Required task —
Output the data word for word, dropping every image.

Supplied entries —
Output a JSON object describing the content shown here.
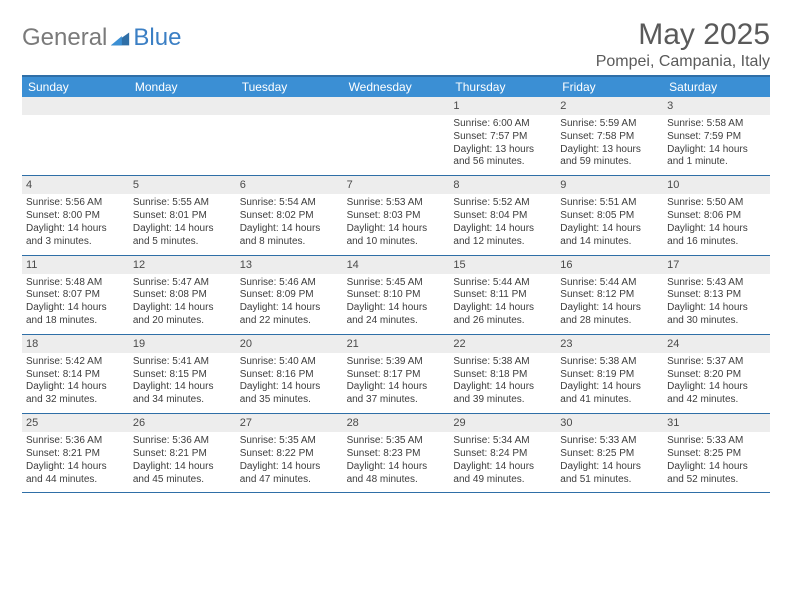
{
  "logo": {
    "text1": "General",
    "text2": "Blue"
  },
  "title": "May 2025",
  "location": "Pompei, Campania, Italy",
  "colors": {
    "header_bar": "#3b8fd4",
    "rule": "#2f6fa7",
    "day_bar": "#ededed"
  },
  "weekdays": [
    "Sunday",
    "Monday",
    "Tuesday",
    "Wednesday",
    "Thursday",
    "Friday",
    "Saturday"
  ],
  "weeks": [
    [
      {
        "blank": true
      },
      {
        "blank": true
      },
      {
        "blank": true
      },
      {
        "blank": true
      },
      {
        "n": "1",
        "sr": "6:00 AM",
        "ss": "7:57 PM",
        "dl": "13 hours and 56 minutes."
      },
      {
        "n": "2",
        "sr": "5:59 AM",
        "ss": "7:58 PM",
        "dl": "13 hours and 59 minutes."
      },
      {
        "n": "3",
        "sr": "5:58 AM",
        "ss": "7:59 PM",
        "dl": "14 hours and 1 minute."
      }
    ],
    [
      {
        "n": "4",
        "sr": "5:56 AM",
        "ss": "8:00 PM",
        "dl": "14 hours and 3 minutes."
      },
      {
        "n": "5",
        "sr": "5:55 AM",
        "ss": "8:01 PM",
        "dl": "14 hours and 5 minutes."
      },
      {
        "n": "6",
        "sr": "5:54 AM",
        "ss": "8:02 PM",
        "dl": "14 hours and 8 minutes."
      },
      {
        "n": "7",
        "sr": "5:53 AM",
        "ss": "8:03 PM",
        "dl": "14 hours and 10 minutes."
      },
      {
        "n": "8",
        "sr": "5:52 AM",
        "ss": "8:04 PM",
        "dl": "14 hours and 12 minutes."
      },
      {
        "n": "9",
        "sr": "5:51 AM",
        "ss": "8:05 PM",
        "dl": "14 hours and 14 minutes."
      },
      {
        "n": "10",
        "sr": "5:50 AM",
        "ss": "8:06 PM",
        "dl": "14 hours and 16 minutes."
      }
    ],
    [
      {
        "n": "11",
        "sr": "5:48 AM",
        "ss": "8:07 PM",
        "dl": "14 hours and 18 minutes."
      },
      {
        "n": "12",
        "sr": "5:47 AM",
        "ss": "8:08 PM",
        "dl": "14 hours and 20 minutes."
      },
      {
        "n": "13",
        "sr": "5:46 AM",
        "ss": "8:09 PM",
        "dl": "14 hours and 22 minutes."
      },
      {
        "n": "14",
        "sr": "5:45 AM",
        "ss": "8:10 PM",
        "dl": "14 hours and 24 minutes."
      },
      {
        "n": "15",
        "sr": "5:44 AM",
        "ss": "8:11 PM",
        "dl": "14 hours and 26 minutes."
      },
      {
        "n": "16",
        "sr": "5:44 AM",
        "ss": "8:12 PM",
        "dl": "14 hours and 28 minutes."
      },
      {
        "n": "17",
        "sr": "5:43 AM",
        "ss": "8:13 PM",
        "dl": "14 hours and 30 minutes."
      }
    ],
    [
      {
        "n": "18",
        "sr": "5:42 AM",
        "ss": "8:14 PM",
        "dl": "14 hours and 32 minutes."
      },
      {
        "n": "19",
        "sr": "5:41 AM",
        "ss": "8:15 PM",
        "dl": "14 hours and 34 minutes."
      },
      {
        "n": "20",
        "sr": "5:40 AM",
        "ss": "8:16 PM",
        "dl": "14 hours and 35 minutes."
      },
      {
        "n": "21",
        "sr": "5:39 AM",
        "ss": "8:17 PM",
        "dl": "14 hours and 37 minutes."
      },
      {
        "n": "22",
        "sr": "5:38 AM",
        "ss": "8:18 PM",
        "dl": "14 hours and 39 minutes."
      },
      {
        "n": "23",
        "sr": "5:38 AM",
        "ss": "8:19 PM",
        "dl": "14 hours and 41 minutes."
      },
      {
        "n": "24",
        "sr": "5:37 AM",
        "ss": "8:20 PM",
        "dl": "14 hours and 42 minutes."
      }
    ],
    [
      {
        "n": "25",
        "sr": "5:36 AM",
        "ss": "8:21 PM",
        "dl": "14 hours and 44 minutes."
      },
      {
        "n": "26",
        "sr": "5:36 AM",
        "ss": "8:21 PM",
        "dl": "14 hours and 45 minutes."
      },
      {
        "n": "27",
        "sr": "5:35 AM",
        "ss": "8:22 PM",
        "dl": "14 hours and 47 minutes."
      },
      {
        "n": "28",
        "sr": "5:35 AM",
        "ss": "8:23 PM",
        "dl": "14 hours and 48 minutes."
      },
      {
        "n": "29",
        "sr": "5:34 AM",
        "ss": "8:24 PM",
        "dl": "14 hours and 49 minutes."
      },
      {
        "n": "30",
        "sr": "5:33 AM",
        "ss": "8:25 PM",
        "dl": "14 hours and 51 minutes."
      },
      {
        "n": "31",
        "sr": "5:33 AM",
        "ss": "8:25 PM",
        "dl": "14 hours and 52 minutes."
      }
    ]
  ],
  "label_sunrise": "Sunrise: ",
  "label_sunset": "Sunset: ",
  "label_daylight": "Daylight: "
}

Exercise solution —
Output a JSON object describing the content shown here.
{
  "logo": {
    "text1": "General",
    "text2": "Blue"
  },
  "title": "May 2025",
  "location": "Pompei, Campania, Italy",
  "colors": {
    "header_bar": "#3b8fd4",
    "rule": "#2f6fa7",
    "day_bar": "#ededed"
  },
  "weekdays": [
    "Sunday",
    "Monday",
    "Tuesday",
    "Wednesday",
    "Thursday",
    "Friday",
    "Saturday"
  ],
  "weeks": [
    [
      {
        "blank": true
      },
      {
        "blank": true
      },
      {
        "blank": true
      },
      {
        "blank": true
      },
      {
        "n": "1",
        "sr": "6:00 AM",
        "ss": "7:57 PM",
        "dl": "13 hours and 56 minutes."
      },
      {
        "n": "2",
        "sr": "5:59 AM",
        "ss": "7:58 PM",
        "dl": "13 hours and 59 minutes."
      },
      {
        "n": "3",
        "sr": "5:58 AM",
        "ss": "7:59 PM",
        "dl": "14 hours and 1 minute."
      }
    ],
    [
      {
        "n": "4",
        "sr": "5:56 AM",
        "ss": "8:00 PM",
        "dl": "14 hours and 3 minutes."
      },
      {
        "n": "5",
        "sr": "5:55 AM",
        "ss": "8:01 PM",
        "dl": "14 hours and 5 minutes."
      },
      {
        "n": "6",
        "sr": "5:54 AM",
        "ss": "8:02 PM",
        "dl": "14 hours and 8 minutes."
      },
      {
        "n": "7",
        "sr": "5:53 AM",
        "ss": "8:03 PM",
        "dl": "14 hours and 10 minutes."
      },
      {
        "n": "8",
        "sr": "5:52 AM",
        "ss": "8:04 PM",
        "dl": "14 hours and 12 minutes."
      },
      {
        "n": "9",
        "sr": "5:51 AM",
        "ss": "8:05 PM",
        "dl": "14 hours and 14 minutes."
      },
      {
        "n": "10",
        "sr": "5:50 AM",
        "ss": "8:06 PM",
        "dl": "14 hours and 16 minutes."
      }
    ],
    [
      {
        "n": "11",
        "sr": "5:48 AM",
        "ss": "8:07 PM",
        "dl": "14 hours and 18 minutes."
      },
      {
        "n": "12",
        "sr": "5:47 AM",
        "ss": "8:08 PM",
        "dl": "14 hours and 20 minutes."
      },
      {
        "n": "13",
        "sr": "5:46 AM",
        "ss": "8:09 PM",
        "dl": "14 hours and 22 minutes."
      },
      {
        "n": "14",
        "sr": "5:45 AM",
        "ss": "8:10 PM",
        "dl": "14 hours and 24 minutes."
      },
      {
        "n": "15",
        "sr": "5:44 AM",
        "ss": "8:11 PM",
        "dl": "14 hours and 26 minutes."
      },
      {
        "n": "16",
        "sr": "5:44 AM",
        "ss": "8:12 PM",
        "dl": "14 hours and 28 minutes."
      },
      {
        "n": "17",
        "sr": "5:43 AM",
        "ss": "8:13 PM",
        "dl": "14 hours and 30 minutes."
      }
    ],
    [
      {
        "n": "18",
        "sr": "5:42 AM",
        "ss": "8:14 PM",
        "dl": "14 hours and 32 minutes."
      },
      {
        "n": "19",
        "sr": "5:41 AM",
        "ss": "8:15 PM",
        "dl": "14 hours and 34 minutes."
      },
      {
        "n": "20",
        "sr": "5:40 AM",
        "ss": "8:16 PM",
        "dl": "14 hours and 35 minutes."
      },
      {
        "n": "21",
        "sr": "5:39 AM",
        "ss": "8:17 PM",
        "dl": "14 hours and 37 minutes."
      },
      {
        "n": "22",
        "sr": "5:38 AM",
        "ss": "8:18 PM",
        "dl": "14 hours and 39 minutes."
      },
      {
        "n": "23",
        "sr": "5:38 AM",
        "ss": "8:19 PM",
        "dl": "14 hours and 41 minutes."
      },
      {
        "n": "24",
        "sr": "5:37 AM",
        "ss": "8:20 PM",
        "dl": "14 hours and 42 minutes."
      }
    ],
    [
      {
        "n": "25",
        "sr": "5:36 AM",
        "ss": "8:21 PM",
        "dl": "14 hours and 44 minutes."
      },
      {
        "n": "26",
        "sr": "5:36 AM",
        "ss": "8:21 PM",
        "dl": "14 hours and 45 minutes."
      },
      {
        "n": "27",
        "sr": "5:35 AM",
        "ss": "8:22 PM",
        "dl": "14 hours and 47 minutes."
      },
      {
        "n": "28",
        "sr": "5:35 AM",
        "ss": "8:23 PM",
        "dl": "14 hours and 48 minutes."
      },
      {
        "n": "29",
        "sr": "5:34 AM",
        "ss": "8:24 PM",
        "dl": "14 hours and 49 minutes."
      },
      {
        "n": "30",
        "sr": "5:33 AM",
        "ss": "8:25 PM",
        "dl": "14 hours and 51 minutes."
      },
      {
        "n": "31",
        "sr": "5:33 AM",
        "ss": "8:25 PM",
        "dl": "14 hours and 52 minutes."
      }
    ]
  ],
  "label_sunrise": "Sunrise: ",
  "label_sunset": "Sunset: ",
  "label_daylight": "Daylight: "
}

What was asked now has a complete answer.